*To do:*
Reproduce all the entries exactly and keep the pictures out.
======== Extracted information
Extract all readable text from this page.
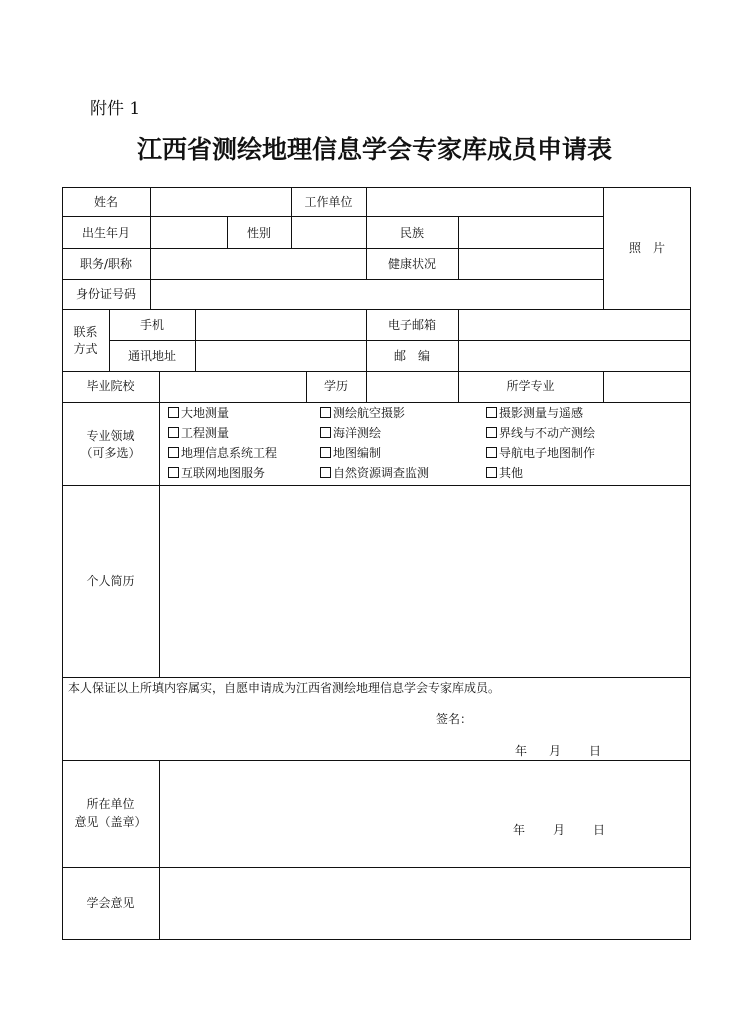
附件 1
江西省测绘地理信息学会专家库成员申请表
姓名	工作单位
照　片
出生年月	性别	民族
职务/职称	健康状况
身份证号码
联系
方式
手机	电子邮箱
通讯地址	邮　编
毕业院校	学历	所学专业
专业领域
（可多选）
大地测量	测绘航空摄影	摄影测量与遥感
工程测量	海洋测绘	界线与不动产测绘
地理信息系统工程	地图编制	导航电子地图制作
互联网地图服务	自然资源调查监测	其他
个人简历
本人保证以上所填内容属实，自愿申请成为江西省测绘地理信息学会专家库成员。
签名：
年 月 日
所在单位
意见（盖章）
年 月 日
学会意见
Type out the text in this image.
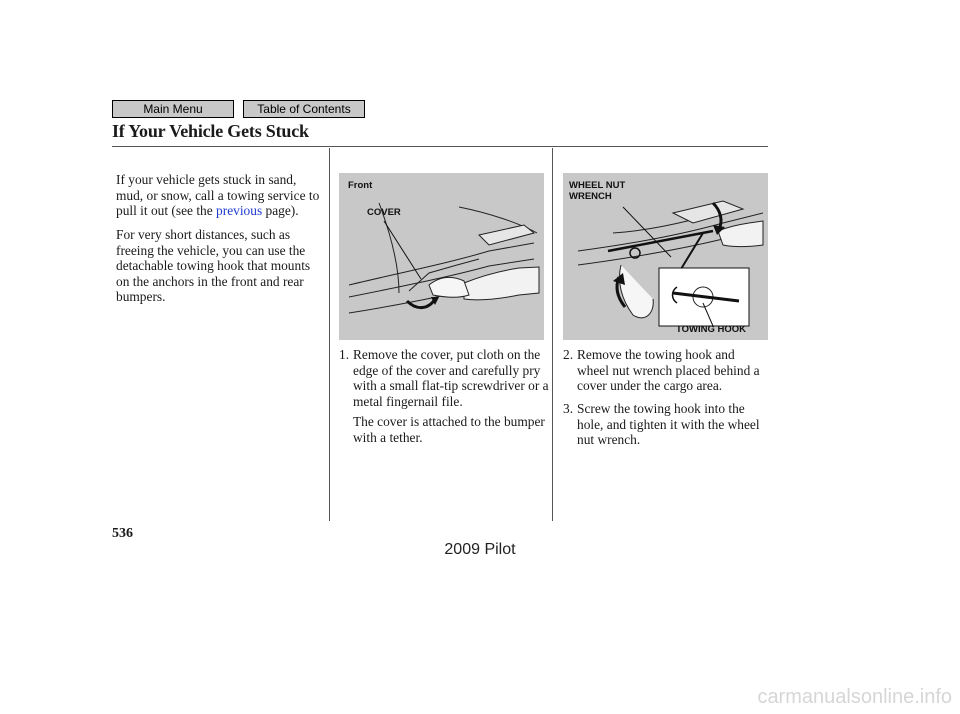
Main Menu	Table of Contents
If Your Vehicle Gets Stuck
If your vehicle gets stuck in sand, mud, or snow, call a towing service to pull it out (see the previous page).
For very short distances, such as freeing the vehicle, you can use the detachable towing hook that mounts on the anchors in the front and rear bumpers.
Front
COVER
WHEEL NUT
WRENCH
TOWING HOOK
1. Remove the cover, put cloth on the edge of the cover and carefully pry with a small flat-tip screwdriver or a metal fingernail file.
The cover is attached to the bumper with a tether.
2. Remove the towing hook and wheel nut wrench placed behind a cover under the cargo area.
3. Screw the towing hook into the hole, and tighten it with the wheel nut wrench.
536
2009 Pilot
carmanualsonline.info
================
*Solution:*
Extract all readable text from this page.
附件 1
江西省测绘地理信息学会专家库成员申请表
姓名	工作单位
照　片
出生年月	性别	民族
职务/职称	健康状况
身份证号码
联系
方式
手机	电子邮箱
通讯地址	邮　编
毕业院校	学历	所学专业
专业领域
（可多选）
大地测量	测绘航空摄影	摄影测量与遥感
工程测量	海洋测绘	界线与不动产测绘
地理信息系统工程	地图编制	导航电子地图制作
互联网地图服务	自然资源调查监测	其他
个人简历
本人保证以上所填内容属实，自愿申请成为江西省测绘地理信息学会专家库成员。
签名：
年 月 日
所在单位
意见（盖章）
年 月 日
学会意见
Type out the text in this image.
Main Menu	Table of Contents
If Your Vehicle Gets Stuck
If your vehicle gets stuck in sand, mud, or snow, call a towing service to pull it out (see the previous page).
For very short distances, such as freeing the vehicle, you can use the detachable towing hook that mounts on the anchors in the front and rear bumpers.
Front
COVER
WHEEL NUT
WRENCH
TOWING HOOK
1. Remove the cover, put cloth on the edge of the cover and carefully pry with a small flat-tip screwdriver or a metal fingernail file.
The cover is attached to the bumper with a tether.
2. Remove the towing hook and wheel nut wrench placed behind a cover under the cargo area.
3. Screw the towing hook into the hole, and tighten it with the wheel nut wrench.
536
2009 Pilot
carmanualsonline.info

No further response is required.